**TEXTE FOURNI**:
Voici le nouvel opus du groupe américain New Yorkais Vampire Weekend. C’est leur troisième album studio et pour la première fois ils ont été l’enregistrer loin de chez eux, à Los Angeles dans un vieux studio des années 30.

Extrait de « Hudson »

Cette évocation hantée et étrange de l’Hudson river par celui qui lui donna son nom, l’explorateur anglais Henry Hudson, montre que même délocalisé, le groupe Vampire Weekend reste donc un groupe typiquement new-yorkais. D’ailleurs sur la pochette du nouvel album, c’est une photo prise ce jour de 1966 où les buildings de Manhattan disparurent presque totalement dans le brouillard. Elle est signée Neal Boenzi du New York Times et illustre bien le propos de l’album. « Modern vampires of the city », titre du nouveau disque c’est bien eux. Le groupe a décidé cette fois de laisser au vestiaire ses guitares aux sonorités trippy et africaines qui avaient constitué une part de leur marque de fabrique pour produire un disque foisonnant de sonorités étranges et discordantes.

**DONNÉES EXTRAITES**:
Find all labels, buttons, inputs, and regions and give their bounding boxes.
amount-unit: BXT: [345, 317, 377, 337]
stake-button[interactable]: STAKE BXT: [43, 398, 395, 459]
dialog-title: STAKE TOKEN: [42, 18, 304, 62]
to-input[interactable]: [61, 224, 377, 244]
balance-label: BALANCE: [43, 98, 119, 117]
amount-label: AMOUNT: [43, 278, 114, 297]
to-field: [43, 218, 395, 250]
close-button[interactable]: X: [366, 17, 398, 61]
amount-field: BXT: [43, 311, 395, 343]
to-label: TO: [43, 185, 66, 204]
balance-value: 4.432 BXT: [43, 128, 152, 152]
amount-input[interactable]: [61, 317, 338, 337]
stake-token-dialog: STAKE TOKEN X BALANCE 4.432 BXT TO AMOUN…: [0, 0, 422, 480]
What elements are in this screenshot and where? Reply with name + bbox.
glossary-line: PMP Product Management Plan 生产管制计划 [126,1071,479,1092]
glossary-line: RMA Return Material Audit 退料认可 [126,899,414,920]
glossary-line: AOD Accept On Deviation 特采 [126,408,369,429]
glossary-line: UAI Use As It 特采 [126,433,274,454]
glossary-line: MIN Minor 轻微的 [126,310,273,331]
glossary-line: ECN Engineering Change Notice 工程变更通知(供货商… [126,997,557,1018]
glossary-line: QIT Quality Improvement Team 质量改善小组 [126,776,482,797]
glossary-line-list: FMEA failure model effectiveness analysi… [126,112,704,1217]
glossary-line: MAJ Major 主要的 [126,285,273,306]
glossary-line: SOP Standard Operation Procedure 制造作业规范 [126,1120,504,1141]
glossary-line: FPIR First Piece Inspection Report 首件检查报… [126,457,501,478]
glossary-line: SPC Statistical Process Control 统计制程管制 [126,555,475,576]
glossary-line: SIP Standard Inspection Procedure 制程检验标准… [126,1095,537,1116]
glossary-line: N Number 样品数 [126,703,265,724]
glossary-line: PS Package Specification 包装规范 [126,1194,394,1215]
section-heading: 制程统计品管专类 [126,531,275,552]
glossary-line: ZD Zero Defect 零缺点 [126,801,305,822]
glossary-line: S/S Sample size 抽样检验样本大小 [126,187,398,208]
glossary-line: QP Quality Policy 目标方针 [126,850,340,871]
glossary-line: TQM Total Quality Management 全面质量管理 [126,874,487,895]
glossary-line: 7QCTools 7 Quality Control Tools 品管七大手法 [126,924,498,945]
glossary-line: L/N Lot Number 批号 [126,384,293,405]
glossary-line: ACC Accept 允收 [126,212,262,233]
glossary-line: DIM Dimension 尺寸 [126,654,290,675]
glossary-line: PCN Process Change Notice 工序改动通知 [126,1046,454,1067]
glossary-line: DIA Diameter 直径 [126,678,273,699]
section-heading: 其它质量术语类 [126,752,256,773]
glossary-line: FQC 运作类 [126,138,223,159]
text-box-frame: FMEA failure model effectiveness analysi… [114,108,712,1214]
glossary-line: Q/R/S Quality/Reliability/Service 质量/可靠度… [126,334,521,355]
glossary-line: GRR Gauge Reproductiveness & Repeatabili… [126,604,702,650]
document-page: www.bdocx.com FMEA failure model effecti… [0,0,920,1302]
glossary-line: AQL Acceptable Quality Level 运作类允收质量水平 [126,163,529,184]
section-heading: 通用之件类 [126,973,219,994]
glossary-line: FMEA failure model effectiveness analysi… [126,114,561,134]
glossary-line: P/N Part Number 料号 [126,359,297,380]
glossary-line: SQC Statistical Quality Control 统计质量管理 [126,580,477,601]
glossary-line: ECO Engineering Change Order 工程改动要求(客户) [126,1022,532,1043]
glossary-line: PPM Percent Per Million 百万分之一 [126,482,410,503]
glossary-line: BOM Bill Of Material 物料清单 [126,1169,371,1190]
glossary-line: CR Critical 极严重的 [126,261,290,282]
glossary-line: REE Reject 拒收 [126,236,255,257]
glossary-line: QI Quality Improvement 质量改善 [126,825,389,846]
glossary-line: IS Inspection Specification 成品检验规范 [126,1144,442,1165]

**SÉRIE D'EXERCICES**:
1. Dans le texte fourni, recopiez le passage qui s'ouvre sur les mots contenant « Voici le nouvel » et se clôt sur « des années 30. », en substituant « San Francisco » à « Los Angeles ».
2. Traduisez en anglais la phrase suivante du texte sur Vampire Weekend : « C’est leur troisième album studio et pour la première fois ils ont été l’enregistrer loin de chez eux, à Los Angeles dans un vieux studio des années 30. »

**CORRIGÉ DES EXERCICES**:
1.
Voici le nouvel opus du groupe américain New Yorkais Vampire Weekend. C’est leur troisième album studio et pour la première fois ils ont été l’enregistrer loin de chez eux, à San Francisco dans un vieux studio des années 30.

2. It is their third studio album, and for the first time they went to record it far from home, in Los Angeles, in an old studio from the 1930s.